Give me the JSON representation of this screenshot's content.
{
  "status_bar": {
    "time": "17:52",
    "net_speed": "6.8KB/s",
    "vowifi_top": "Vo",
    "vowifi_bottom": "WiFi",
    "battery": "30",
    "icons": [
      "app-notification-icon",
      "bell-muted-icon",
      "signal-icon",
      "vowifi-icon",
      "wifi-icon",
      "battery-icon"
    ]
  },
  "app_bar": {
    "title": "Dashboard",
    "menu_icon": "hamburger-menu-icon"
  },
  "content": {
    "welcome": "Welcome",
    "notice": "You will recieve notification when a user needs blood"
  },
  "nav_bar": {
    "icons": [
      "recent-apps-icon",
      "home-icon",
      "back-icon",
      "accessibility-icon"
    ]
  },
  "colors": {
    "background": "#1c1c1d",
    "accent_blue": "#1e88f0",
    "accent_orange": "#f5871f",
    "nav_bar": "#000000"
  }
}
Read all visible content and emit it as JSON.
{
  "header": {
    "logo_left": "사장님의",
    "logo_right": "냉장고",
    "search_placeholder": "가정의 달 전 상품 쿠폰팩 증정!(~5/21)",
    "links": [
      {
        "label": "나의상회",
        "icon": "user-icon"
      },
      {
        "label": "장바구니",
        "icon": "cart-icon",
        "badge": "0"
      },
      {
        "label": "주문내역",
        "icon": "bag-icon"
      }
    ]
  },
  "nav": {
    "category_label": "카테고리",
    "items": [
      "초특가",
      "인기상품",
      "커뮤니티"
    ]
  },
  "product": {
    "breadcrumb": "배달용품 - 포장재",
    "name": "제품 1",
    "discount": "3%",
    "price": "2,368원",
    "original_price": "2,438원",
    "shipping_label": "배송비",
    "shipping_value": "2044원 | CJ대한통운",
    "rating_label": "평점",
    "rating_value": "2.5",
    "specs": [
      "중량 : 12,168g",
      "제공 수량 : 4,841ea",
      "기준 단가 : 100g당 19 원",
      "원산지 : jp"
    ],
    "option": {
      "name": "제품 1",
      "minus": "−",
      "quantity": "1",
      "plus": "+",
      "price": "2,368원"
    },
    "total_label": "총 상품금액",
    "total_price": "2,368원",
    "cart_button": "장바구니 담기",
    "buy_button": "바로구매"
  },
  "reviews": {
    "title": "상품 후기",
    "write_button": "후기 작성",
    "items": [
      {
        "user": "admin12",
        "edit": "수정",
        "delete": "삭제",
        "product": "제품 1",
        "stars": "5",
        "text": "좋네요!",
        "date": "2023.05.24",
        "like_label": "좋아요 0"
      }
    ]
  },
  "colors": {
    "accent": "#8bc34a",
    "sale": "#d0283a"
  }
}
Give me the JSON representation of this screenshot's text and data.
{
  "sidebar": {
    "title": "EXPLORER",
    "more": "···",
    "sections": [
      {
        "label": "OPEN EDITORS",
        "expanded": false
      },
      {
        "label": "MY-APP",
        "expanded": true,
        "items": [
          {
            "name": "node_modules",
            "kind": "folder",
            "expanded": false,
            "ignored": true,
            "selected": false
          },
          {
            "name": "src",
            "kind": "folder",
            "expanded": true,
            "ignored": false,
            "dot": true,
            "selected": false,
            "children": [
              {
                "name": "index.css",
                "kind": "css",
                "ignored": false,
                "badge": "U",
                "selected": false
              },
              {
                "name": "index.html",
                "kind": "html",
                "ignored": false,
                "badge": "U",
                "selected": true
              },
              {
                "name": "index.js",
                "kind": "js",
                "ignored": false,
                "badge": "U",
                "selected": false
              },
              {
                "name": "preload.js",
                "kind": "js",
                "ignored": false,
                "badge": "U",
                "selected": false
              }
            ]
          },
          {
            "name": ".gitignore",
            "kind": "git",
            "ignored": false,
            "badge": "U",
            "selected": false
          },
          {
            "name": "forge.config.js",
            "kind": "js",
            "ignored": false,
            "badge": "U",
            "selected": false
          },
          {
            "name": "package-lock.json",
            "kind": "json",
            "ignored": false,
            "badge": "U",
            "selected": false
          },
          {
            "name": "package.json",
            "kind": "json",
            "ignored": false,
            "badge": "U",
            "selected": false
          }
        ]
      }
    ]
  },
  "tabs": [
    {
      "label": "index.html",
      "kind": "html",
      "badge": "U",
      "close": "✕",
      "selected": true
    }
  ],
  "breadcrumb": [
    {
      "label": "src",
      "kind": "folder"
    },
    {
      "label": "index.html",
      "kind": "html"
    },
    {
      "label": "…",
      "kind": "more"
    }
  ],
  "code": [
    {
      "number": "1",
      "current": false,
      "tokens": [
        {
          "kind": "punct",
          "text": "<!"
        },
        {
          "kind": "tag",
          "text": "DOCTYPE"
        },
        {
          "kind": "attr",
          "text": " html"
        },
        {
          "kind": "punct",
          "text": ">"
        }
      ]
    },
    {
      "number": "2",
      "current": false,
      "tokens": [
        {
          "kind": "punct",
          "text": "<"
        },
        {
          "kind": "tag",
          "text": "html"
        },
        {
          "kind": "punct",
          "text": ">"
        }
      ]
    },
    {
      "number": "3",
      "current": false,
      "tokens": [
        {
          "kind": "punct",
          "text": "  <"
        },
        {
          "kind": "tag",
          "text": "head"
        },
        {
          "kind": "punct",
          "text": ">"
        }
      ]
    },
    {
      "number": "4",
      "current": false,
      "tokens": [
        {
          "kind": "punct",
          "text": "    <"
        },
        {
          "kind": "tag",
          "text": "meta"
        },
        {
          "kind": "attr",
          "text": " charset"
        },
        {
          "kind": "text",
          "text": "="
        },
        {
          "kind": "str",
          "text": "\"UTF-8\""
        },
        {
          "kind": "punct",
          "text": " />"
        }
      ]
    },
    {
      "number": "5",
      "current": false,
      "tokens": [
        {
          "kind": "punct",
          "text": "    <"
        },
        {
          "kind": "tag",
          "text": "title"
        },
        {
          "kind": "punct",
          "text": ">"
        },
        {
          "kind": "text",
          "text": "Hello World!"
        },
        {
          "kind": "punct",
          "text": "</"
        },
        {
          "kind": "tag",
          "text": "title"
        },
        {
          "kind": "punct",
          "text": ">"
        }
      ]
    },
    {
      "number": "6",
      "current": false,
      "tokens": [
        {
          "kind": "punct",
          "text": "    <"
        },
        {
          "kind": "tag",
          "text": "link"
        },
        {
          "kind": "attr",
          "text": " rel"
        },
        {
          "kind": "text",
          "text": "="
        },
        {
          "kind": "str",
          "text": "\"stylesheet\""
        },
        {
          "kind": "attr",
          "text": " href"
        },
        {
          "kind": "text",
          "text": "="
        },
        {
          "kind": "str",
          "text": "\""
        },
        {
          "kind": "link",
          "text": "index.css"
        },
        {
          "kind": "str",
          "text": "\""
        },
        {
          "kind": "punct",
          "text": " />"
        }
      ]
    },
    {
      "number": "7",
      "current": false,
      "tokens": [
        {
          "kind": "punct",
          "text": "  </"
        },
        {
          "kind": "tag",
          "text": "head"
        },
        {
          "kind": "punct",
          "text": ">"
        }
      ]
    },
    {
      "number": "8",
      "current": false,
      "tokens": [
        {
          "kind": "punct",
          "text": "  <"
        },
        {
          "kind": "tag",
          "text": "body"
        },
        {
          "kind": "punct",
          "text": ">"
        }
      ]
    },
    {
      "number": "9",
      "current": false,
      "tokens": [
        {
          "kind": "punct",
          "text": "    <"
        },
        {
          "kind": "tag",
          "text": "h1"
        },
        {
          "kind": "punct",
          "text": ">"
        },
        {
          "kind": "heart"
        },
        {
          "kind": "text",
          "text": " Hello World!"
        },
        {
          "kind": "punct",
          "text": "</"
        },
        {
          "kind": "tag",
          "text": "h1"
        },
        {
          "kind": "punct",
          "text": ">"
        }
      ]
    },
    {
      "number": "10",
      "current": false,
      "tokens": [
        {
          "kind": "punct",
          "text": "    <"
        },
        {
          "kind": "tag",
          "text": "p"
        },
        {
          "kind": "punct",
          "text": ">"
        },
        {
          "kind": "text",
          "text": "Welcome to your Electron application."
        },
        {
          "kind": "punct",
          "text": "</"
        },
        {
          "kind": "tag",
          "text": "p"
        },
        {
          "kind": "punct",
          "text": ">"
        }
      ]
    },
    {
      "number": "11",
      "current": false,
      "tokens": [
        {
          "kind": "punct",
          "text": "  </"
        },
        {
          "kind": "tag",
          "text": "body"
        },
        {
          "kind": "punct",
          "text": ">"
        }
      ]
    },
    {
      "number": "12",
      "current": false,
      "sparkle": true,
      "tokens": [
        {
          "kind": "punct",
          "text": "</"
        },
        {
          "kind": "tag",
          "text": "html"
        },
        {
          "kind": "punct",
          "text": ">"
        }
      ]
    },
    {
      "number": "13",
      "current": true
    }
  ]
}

# # # #

### [YOUR GOAL]
Lines containing the word "name" must all be returned from the material above.

### [CORRECT RESULT]
    "name": "제품 1",
      "name": "제품 1",
            "name": "node_modules",
            "name": "src",
                "name": "index.css",
                "name": "index.html",
                "name": "index.js",
                "name": "preload.js",
            "name": ".gitignore",
            "name": "forge.config.js",
            "name": "package-lock.json",
            "name": "package.json",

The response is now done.